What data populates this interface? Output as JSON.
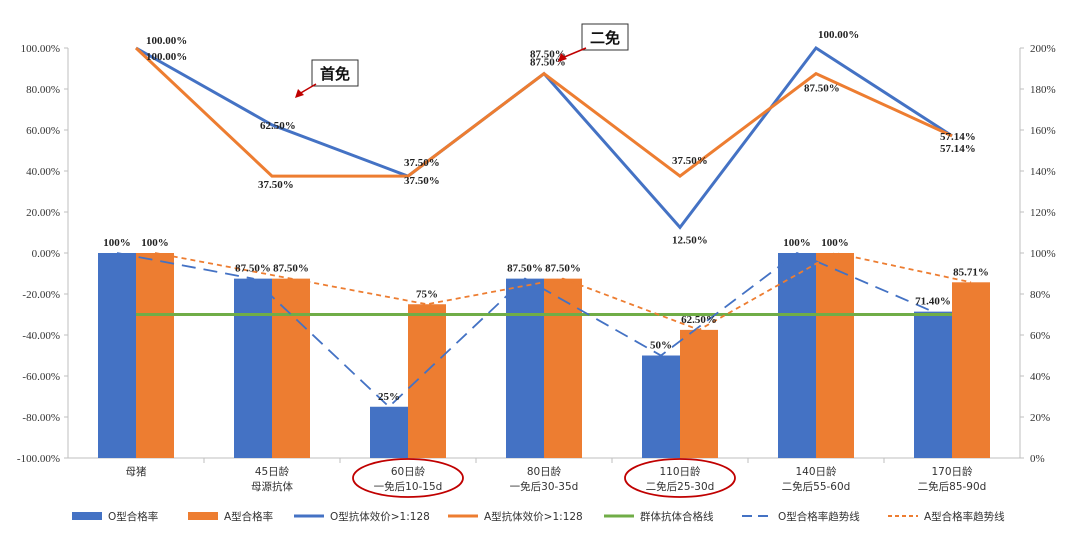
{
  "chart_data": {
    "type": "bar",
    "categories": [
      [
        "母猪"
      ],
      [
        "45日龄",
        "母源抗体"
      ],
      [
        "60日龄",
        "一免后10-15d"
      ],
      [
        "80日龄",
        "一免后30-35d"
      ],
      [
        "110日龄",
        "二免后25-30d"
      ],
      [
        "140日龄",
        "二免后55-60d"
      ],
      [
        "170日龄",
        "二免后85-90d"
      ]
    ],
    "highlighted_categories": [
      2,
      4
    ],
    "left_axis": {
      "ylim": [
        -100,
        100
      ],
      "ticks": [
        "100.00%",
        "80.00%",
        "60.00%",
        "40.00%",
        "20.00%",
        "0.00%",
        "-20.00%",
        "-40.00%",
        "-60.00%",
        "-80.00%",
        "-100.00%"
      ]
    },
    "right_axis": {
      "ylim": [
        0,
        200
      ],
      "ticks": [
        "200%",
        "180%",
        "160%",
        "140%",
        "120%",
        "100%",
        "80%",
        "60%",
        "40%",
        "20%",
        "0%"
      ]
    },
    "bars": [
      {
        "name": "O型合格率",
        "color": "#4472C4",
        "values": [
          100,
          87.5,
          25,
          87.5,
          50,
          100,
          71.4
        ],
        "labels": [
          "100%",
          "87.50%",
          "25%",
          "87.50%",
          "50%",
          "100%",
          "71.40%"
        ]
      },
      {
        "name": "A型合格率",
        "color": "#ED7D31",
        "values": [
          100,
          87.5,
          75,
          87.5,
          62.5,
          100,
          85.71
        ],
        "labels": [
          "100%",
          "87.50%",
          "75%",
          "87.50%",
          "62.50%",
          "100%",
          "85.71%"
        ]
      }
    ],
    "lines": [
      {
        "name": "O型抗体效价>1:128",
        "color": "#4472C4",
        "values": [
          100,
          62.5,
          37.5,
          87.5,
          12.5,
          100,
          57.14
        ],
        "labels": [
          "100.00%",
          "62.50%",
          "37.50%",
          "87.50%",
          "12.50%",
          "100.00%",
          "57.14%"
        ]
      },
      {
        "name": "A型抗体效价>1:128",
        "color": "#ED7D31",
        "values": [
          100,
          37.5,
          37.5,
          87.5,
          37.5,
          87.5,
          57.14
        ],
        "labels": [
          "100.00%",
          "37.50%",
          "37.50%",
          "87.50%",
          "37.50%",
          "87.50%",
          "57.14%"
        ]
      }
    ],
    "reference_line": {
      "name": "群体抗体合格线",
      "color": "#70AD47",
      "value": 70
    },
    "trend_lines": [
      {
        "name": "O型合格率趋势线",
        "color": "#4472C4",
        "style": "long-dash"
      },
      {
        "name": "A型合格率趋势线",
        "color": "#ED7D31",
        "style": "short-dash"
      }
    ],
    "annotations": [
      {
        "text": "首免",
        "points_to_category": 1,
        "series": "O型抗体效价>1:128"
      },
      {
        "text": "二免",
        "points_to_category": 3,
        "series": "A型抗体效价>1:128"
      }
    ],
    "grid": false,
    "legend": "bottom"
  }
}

* * * *

▶ **Task statement**:
Every entry above should be duplicated exactly. Do not include the images.

▶ **Solution to this exercise**:
What data populates this interface? Output as JSON.
{
  "chart_data": {
    "type": "bar",
    "categories": [
      [
        "母猪"
      ],
      [
        "45日龄",
        "母源抗体"
      ],
      [
        "60日龄",
        "一免后10-15d"
      ],
      [
        "80日龄",
        "一免后30-35d"
      ],
      [
        "110日龄",
        "二免后25-30d"
      ],
      [
        "140日龄",
        "二免后55-60d"
      ],
      [
        "170日龄",
        "二免后85-90d"
      ]
    ],
    "highlighted_categories": [
      2,
      4
    ],
    "left_axis": {
      "ylim": [
        -100,
        100
      ],
      "ticks": [
        "100.00%",
        "80.00%",
        "60.00%",
        "40.00%",
        "20.00%",
        "0.00%",
        "-20.00%",
        "-40.00%",
        "-60.00%",
        "-80.00%",
        "-100.00%"
      ]
    },
    "right_axis": {
      "ylim": [
        0,
        200
      ],
      "ticks": [
        "200%",
        "180%",
        "160%",
        "140%",
        "120%",
        "100%",
        "80%",
        "60%",
        "40%",
        "20%",
        "0%"
      ]
    },
    "bars": [
      {
        "name": "O型合格率",
        "color": "#4472C4",
        "values": [
          100,
          87.5,
          25,
          87.5,
          50,
          100,
          71.4
        ],
        "labels": [
          "100%",
          "87.50%",
          "25%",
          "87.50%",
          "50%",
          "100%",
          "71.40%"
        ]
      },
      {
        "name": "A型合格率",
        "color": "#ED7D31",
        "values": [
          100,
          87.5,
          75,
          87.5,
          62.5,
          100,
          85.71
        ],
        "labels": [
          "100%",
          "87.50%",
          "75%",
          "87.50%",
          "62.50%",
          "100%",
          "85.71%"
        ]
      }
    ],
    "lines": [
      {
        "name": "O型抗体效价>1:128",
        "color": "#4472C4",
        "values": [
          100,
          62.5,
          37.5,
          87.5,
          12.5,
          100,
          57.14
        ],
        "labels": [
          "100.00%",
          "62.50%",
          "37.50%",
          "87.50%",
          "12.50%",
          "100.00%",
          "57.14%"
        ]
      },
      {
        "name": "A型抗体效价>1:128",
        "color": "#ED7D31",
        "values": [
          100,
          37.5,
          37.5,
          87.5,
          37.5,
          87.5,
          57.14
        ],
        "labels": [
          "100.00%",
          "37.50%",
          "37.50%",
          "87.50%",
          "37.50%",
          "87.50%",
          "57.14%"
        ]
      }
    ],
    "reference_line": {
      "name": "群体抗体合格线",
      "color": "#70AD47",
      "value": 70
    },
    "trend_lines": [
      {
        "name": "O型合格率趋势线",
        "color": "#4472C4",
        "style": "long-dash"
      },
      {
        "name": "A型合格率趋势线",
        "color": "#ED7D31",
        "style": "short-dash"
      }
    ],
    "annotations": [
      {
        "text": "首免",
        "points_to_category": 1,
        "series": "O型抗体效价>1:128"
      },
      {
        "text": "二免",
        "points_to_category": 3,
        "series": "A型抗体效价>1:128"
      }
    ],
    "grid": false,
    "legend": "bottom"
  }
}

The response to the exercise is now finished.